### DATA EXTRACT

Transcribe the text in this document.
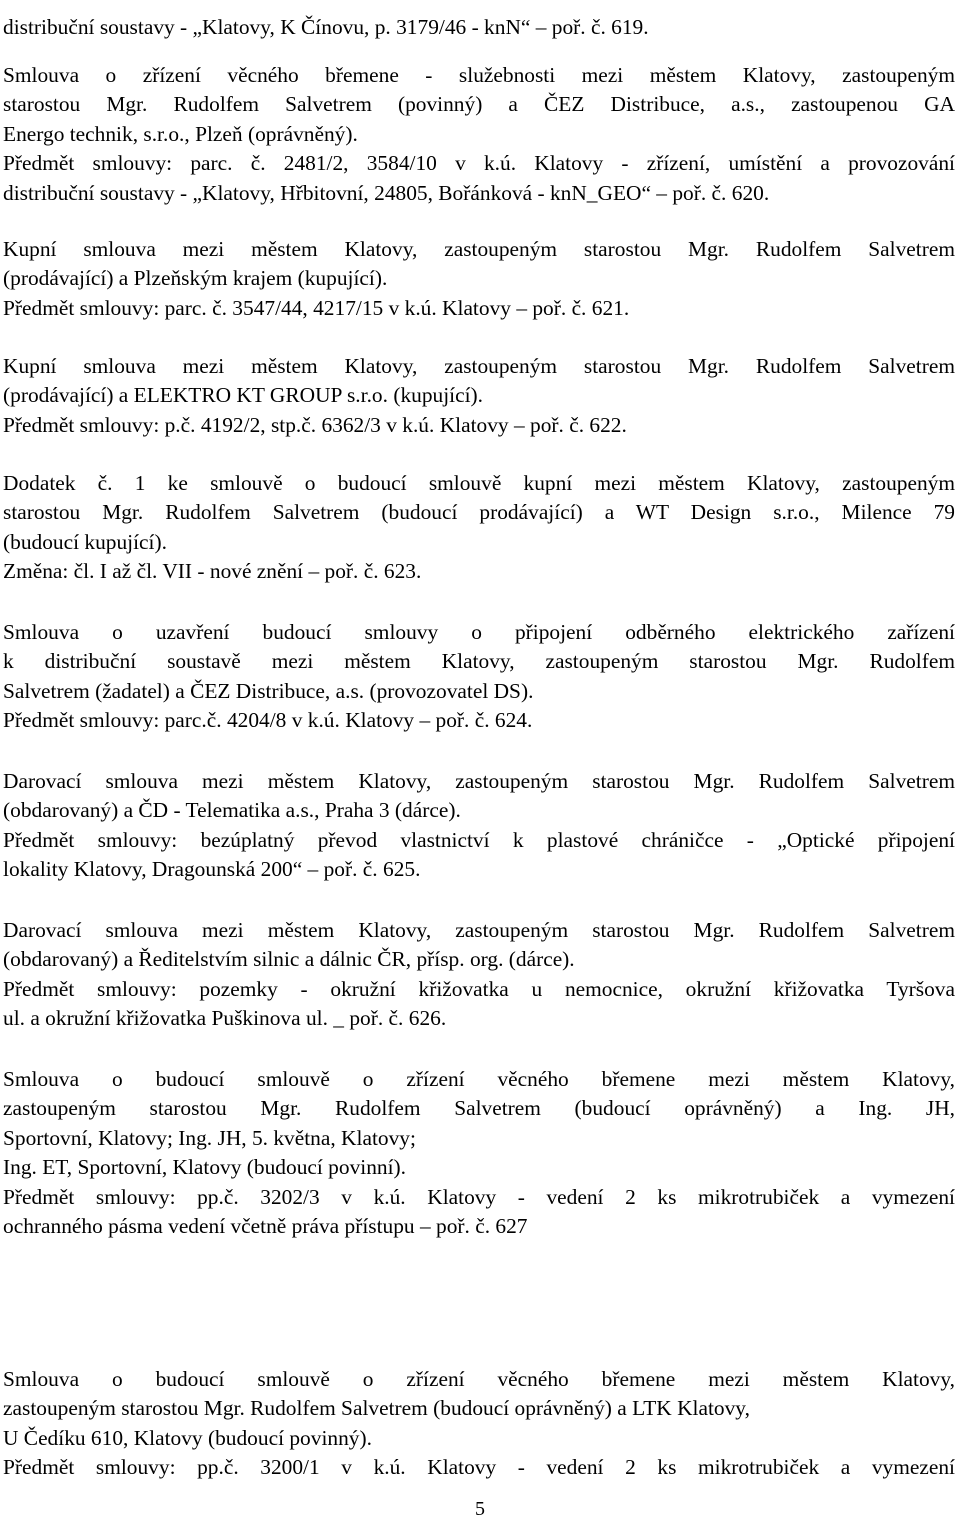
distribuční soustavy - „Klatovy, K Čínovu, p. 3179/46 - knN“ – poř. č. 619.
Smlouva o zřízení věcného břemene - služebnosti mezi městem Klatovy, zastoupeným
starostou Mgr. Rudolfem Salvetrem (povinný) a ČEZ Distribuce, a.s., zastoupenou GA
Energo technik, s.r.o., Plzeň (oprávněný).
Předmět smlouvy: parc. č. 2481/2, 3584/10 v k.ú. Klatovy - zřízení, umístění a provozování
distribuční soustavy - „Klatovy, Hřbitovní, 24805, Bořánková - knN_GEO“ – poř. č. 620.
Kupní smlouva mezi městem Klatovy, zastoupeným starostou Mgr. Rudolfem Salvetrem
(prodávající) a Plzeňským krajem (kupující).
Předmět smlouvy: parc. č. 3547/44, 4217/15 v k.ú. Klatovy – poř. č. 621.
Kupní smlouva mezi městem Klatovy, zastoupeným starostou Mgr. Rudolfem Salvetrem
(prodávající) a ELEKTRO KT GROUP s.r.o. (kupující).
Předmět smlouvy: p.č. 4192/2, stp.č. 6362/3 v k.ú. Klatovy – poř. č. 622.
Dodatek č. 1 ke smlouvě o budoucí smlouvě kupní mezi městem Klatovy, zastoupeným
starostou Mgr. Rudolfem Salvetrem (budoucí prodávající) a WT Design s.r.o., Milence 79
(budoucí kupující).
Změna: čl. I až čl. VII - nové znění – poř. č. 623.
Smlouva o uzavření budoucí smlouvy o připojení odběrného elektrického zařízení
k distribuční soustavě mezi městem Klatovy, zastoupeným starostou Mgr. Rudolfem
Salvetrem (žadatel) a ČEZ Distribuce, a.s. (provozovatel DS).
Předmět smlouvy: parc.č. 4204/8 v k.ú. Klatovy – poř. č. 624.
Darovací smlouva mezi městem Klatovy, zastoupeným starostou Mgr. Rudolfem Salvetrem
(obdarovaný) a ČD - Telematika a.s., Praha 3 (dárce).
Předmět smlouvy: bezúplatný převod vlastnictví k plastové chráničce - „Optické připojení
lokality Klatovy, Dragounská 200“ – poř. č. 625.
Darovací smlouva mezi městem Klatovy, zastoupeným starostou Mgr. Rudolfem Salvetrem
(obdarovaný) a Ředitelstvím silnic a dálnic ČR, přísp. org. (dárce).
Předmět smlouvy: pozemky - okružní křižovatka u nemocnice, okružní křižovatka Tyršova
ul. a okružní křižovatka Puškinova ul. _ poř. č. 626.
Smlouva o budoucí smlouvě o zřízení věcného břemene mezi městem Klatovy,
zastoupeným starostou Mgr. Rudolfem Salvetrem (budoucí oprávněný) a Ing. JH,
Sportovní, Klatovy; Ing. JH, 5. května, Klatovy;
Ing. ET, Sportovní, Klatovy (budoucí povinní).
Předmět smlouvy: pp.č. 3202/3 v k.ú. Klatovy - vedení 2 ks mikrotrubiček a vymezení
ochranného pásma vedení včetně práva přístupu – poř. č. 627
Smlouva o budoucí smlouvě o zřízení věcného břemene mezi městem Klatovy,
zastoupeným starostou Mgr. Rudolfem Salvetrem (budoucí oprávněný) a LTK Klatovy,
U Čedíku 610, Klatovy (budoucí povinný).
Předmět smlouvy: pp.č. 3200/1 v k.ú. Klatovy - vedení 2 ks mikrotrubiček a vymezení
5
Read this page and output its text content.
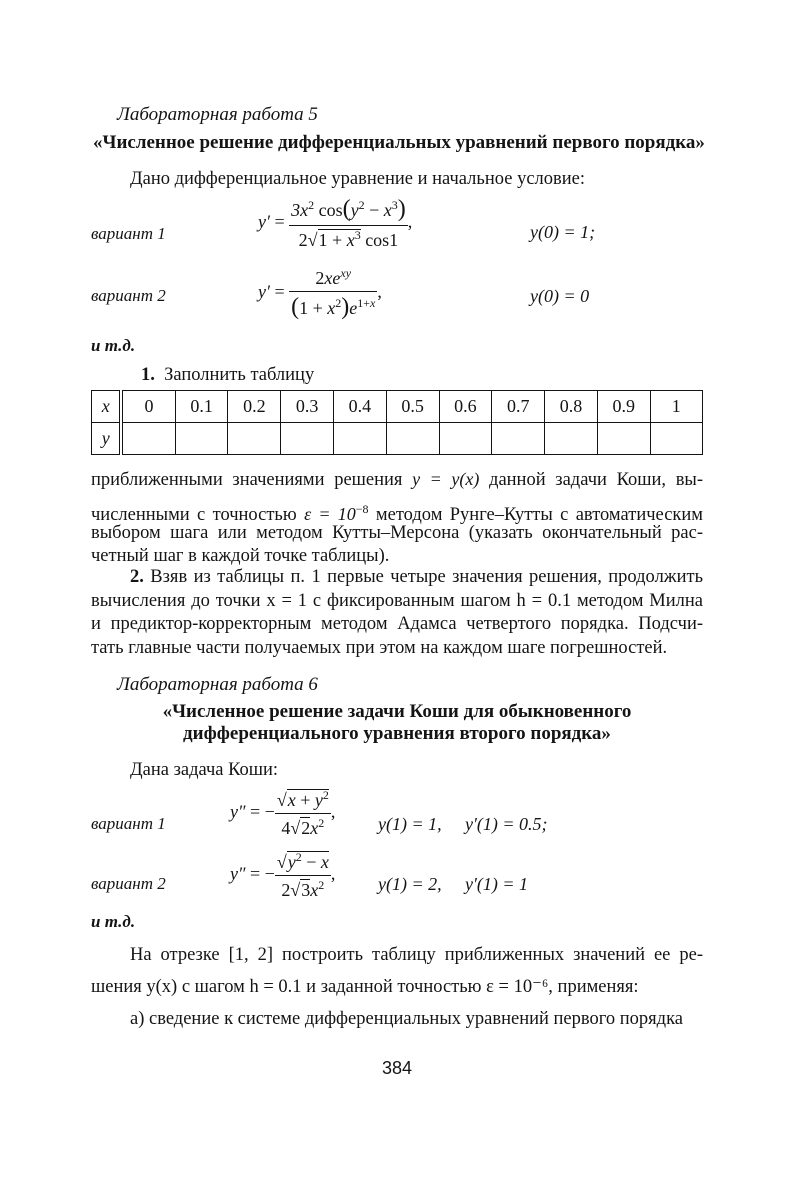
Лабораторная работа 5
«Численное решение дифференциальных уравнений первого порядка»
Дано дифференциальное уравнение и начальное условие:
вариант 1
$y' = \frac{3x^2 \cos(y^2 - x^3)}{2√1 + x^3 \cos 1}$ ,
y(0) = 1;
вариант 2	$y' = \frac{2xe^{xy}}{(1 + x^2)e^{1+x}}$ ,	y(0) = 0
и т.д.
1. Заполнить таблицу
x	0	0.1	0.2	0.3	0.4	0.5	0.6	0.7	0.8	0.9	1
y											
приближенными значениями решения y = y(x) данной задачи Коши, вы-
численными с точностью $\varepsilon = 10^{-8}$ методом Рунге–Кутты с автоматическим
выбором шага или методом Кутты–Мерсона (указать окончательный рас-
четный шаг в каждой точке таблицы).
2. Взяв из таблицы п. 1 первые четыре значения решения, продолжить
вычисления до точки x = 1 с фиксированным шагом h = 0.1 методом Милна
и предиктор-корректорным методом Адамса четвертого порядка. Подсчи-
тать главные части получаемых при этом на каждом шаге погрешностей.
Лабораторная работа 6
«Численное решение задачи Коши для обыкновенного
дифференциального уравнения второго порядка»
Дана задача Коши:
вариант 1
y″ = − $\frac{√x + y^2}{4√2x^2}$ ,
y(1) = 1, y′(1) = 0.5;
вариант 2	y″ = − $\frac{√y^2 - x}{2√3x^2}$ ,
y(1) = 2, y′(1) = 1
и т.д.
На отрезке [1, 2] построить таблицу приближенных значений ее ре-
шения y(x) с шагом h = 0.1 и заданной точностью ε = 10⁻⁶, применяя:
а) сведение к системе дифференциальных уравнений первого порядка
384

### YOUR GOAL
Write out the material above again, word for word, minus its pictures.

### PROBLEM SOLUTION
Transcribe the text in this document.
distribuční soustavy - „Klatovy, K Čínovu, p. 3179/46 - knN“ – poř. č. 619.
Smlouva o zřízení věcného břemene - služebnosti mezi městem Klatovy, zastoupeným
starostou Mgr. Rudolfem Salvetrem (povinný) a ČEZ Distribuce, a.s., zastoupenou GA
Energo technik, s.r.o., Plzeň (oprávněný).
Předmět smlouvy: parc. č. 2481/2, 3584/10 v k.ú. Klatovy - zřízení, umístění a provozování
distribuční soustavy - „Klatovy, Hřbitovní, 24805, Bořánková - knN_GEO“ – poř. č. 620.
Kupní smlouva mezi městem Klatovy, zastoupeným starostou Mgr. Rudolfem Salvetrem
(prodávající) a Plzeňským krajem (kupující).
Předmět smlouvy: parc. č. 3547/44, 4217/15 v k.ú. Klatovy – poř. č. 621.
Kupní smlouva mezi městem Klatovy, zastoupeným starostou Mgr. Rudolfem Salvetrem
(prodávající) a ELEKTRO KT GROUP s.r.o. (kupující).
Předmět smlouvy: p.č. 4192/2, stp.č. 6362/3 v k.ú. Klatovy – poř. č. 622.
Dodatek č. 1 ke smlouvě o budoucí smlouvě kupní mezi městem Klatovy, zastoupeným
starostou Mgr. Rudolfem Salvetrem (budoucí prodávající) a WT Design s.r.o., Milence 79
(budoucí kupující).
Změna: čl. I až čl. VII - nové znění – poř. č. 623.
Smlouva o uzavření budoucí smlouvy o připojení odběrného elektrického zařízení
k distribuční soustavě mezi městem Klatovy, zastoupeným starostou Mgr. Rudolfem
Salvetrem (žadatel) a ČEZ Distribuce, a.s. (provozovatel DS).
Předmět smlouvy: parc.č. 4204/8 v k.ú. Klatovy – poř. č. 624.
Darovací smlouva mezi městem Klatovy, zastoupeným starostou Mgr. Rudolfem Salvetrem
(obdarovaný) a ČD - Telematika a.s., Praha 3 (dárce).
Předmět smlouvy: bezúplatný převod vlastnictví k plastové chráničce - „Optické připojení
lokality Klatovy, Dragounská 200“ – poř. č. 625.
Darovací smlouva mezi městem Klatovy, zastoupeným starostou Mgr. Rudolfem Salvetrem
(obdarovaný) a Ředitelstvím silnic a dálnic ČR, přísp. org. (dárce).
Předmět smlouvy: pozemky - okružní křižovatka u nemocnice, okružní křižovatka Tyršova
ul. a okružní křižovatka Puškinova ul. _ poř. č. 626.
Smlouva o budoucí smlouvě o zřízení věcného břemene mezi městem Klatovy,
zastoupeným starostou Mgr. Rudolfem Salvetrem (budoucí oprávněný) a Ing. JH,
Sportovní, Klatovy; Ing. JH, 5. května, Klatovy;
Ing. ET, Sportovní, Klatovy (budoucí povinní).
Předmět smlouvy: pp.č. 3202/3 v k.ú. Klatovy - vedení 2 ks mikrotrubiček a vymezení
ochranného pásma vedení včetně práva přístupu – poř. č. 627
Smlouva o budoucí smlouvě o zřízení věcného břemene mezi městem Klatovy,
zastoupeným starostou Mgr. Rudolfem Salvetrem (budoucí oprávněný) a LTK Klatovy,
U Čedíku 610, Klatovy (budoucí povinný).
Předmět smlouvy: pp.č. 3200/1 v k.ú. Klatovy - vedení 2 ks mikrotrubiček a vymezení
5
Read this page and output its text content.
Лабораторная работа 5
«Численное решение дифференциальных уравнений первого порядка»
Дано дифференциальное уравнение и начальное условие:
вариант 1
$y' = \frac{3x^2 \cos(y^2 - x^3)}{2√1 + x^3 \cos 1}$ ,
y(0) = 1;
вариант 2	$y' = \frac{2xe^{xy}}{(1 + x^2)e^{1+x}}$ ,	y(0) = 0
и т.д.
1. Заполнить таблицу
x	0	0.1	0.2	0.3	0.4	0.5	0.6	0.7	0.8	0.9	1
y											
приближенными значениями решения y = y(x) данной задачи Коши, вы-
численными с точностью $\varepsilon = 10^{-8}$ методом Рунге–Кутты с автоматическим
выбором шага или методом Кутты–Мерсона (указать окончательный рас-
четный шаг в каждой точке таблицы).
2. Взяв из таблицы п. 1 первые четыре значения решения, продолжить
вычисления до точки x = 1 с фиксированным шагом h = 0.1 методом Милна
и предиктор-корректорным методом Адамса четвертого порядка. Подсчи-
тать главные части получаемых при этом на каждом шаге погрешностей.
Лабораторная работа 6
«Численное решение задачи Коши для обыкновенного
дифференциального уравнения второго порядка»
Дана задача Коши:
вариант 1
y″ = − $\frac{√x + y^2}{4√2x^2}$ ,
y(1) = 1, y′(1) = 0.5;
вариант 2	y″ = − $\frac{√y^2 - x}{2√3x^2}$ ,
y(1) = 2, y′(1) = 1
и т.д.
На отрезке [1, 2] построить таблицу приближенных значений ее ре-
шения y(x) с шагом h = 0.1 и заданной точностью ε = 10⁻⁶, применяя:
а) сведение к системе дифференциальных уравнений первого порядка
384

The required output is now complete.